Copy each line holding the string "Начисления".
** Start of DATA EXCERPTS **
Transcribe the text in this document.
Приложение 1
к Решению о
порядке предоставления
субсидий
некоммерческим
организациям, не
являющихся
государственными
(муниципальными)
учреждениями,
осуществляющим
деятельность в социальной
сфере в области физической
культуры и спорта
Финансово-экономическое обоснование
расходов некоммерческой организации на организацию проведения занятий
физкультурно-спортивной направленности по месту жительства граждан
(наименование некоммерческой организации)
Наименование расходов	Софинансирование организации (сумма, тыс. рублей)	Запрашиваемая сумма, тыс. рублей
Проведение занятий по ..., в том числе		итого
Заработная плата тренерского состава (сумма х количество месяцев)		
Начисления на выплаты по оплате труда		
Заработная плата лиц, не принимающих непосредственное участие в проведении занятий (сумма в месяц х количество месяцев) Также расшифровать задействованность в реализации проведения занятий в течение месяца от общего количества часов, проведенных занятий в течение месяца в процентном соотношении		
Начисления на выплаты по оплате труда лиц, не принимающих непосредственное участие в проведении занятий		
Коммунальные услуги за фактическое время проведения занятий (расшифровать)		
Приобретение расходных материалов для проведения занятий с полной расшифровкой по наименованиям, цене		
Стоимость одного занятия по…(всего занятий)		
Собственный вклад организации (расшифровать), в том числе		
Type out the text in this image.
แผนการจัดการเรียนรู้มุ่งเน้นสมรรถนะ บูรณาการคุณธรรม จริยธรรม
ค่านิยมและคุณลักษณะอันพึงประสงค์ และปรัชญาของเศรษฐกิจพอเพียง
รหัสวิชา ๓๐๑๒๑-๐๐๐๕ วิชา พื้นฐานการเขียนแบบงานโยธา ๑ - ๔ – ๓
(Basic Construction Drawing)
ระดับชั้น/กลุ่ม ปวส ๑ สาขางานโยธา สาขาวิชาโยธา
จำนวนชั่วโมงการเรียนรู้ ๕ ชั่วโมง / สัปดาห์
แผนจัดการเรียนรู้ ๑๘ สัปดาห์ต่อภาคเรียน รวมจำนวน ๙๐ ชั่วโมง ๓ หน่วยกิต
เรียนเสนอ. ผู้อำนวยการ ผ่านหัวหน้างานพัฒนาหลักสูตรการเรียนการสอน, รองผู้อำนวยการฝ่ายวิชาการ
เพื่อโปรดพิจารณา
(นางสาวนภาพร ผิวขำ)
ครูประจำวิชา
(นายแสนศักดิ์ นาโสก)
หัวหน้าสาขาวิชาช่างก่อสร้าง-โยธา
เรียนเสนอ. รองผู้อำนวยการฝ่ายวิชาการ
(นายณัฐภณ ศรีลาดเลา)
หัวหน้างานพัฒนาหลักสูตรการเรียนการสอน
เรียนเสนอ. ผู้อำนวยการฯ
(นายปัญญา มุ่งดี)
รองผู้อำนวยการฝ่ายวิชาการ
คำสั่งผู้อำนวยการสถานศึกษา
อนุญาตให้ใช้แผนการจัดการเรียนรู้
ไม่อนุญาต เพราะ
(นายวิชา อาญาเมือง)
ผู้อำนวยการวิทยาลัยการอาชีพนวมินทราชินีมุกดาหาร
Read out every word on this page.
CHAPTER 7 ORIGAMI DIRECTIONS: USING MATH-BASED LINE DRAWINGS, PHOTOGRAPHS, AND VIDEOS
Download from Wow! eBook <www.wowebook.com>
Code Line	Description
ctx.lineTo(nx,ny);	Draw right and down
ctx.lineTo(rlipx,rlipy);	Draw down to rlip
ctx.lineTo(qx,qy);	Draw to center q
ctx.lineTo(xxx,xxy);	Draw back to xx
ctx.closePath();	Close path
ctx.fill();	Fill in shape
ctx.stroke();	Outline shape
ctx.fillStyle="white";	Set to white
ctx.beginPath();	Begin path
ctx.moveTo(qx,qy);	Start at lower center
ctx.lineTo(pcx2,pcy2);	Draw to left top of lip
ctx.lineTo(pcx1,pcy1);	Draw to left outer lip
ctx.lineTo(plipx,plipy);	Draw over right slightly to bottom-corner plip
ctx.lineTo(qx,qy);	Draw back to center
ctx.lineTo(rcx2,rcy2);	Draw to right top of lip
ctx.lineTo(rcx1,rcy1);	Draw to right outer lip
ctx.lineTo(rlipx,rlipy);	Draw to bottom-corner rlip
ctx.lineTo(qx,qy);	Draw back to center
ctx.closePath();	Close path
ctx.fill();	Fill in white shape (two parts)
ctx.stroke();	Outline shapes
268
** End of DATA EXCERPTS **
**RESPONSE FOR THIS EXERCISE:**
Начисления на выплаты по оплате труда		
Начисления на выплаты по оплате труда лиц, не принимающих непосредственное участие в проведении занятий		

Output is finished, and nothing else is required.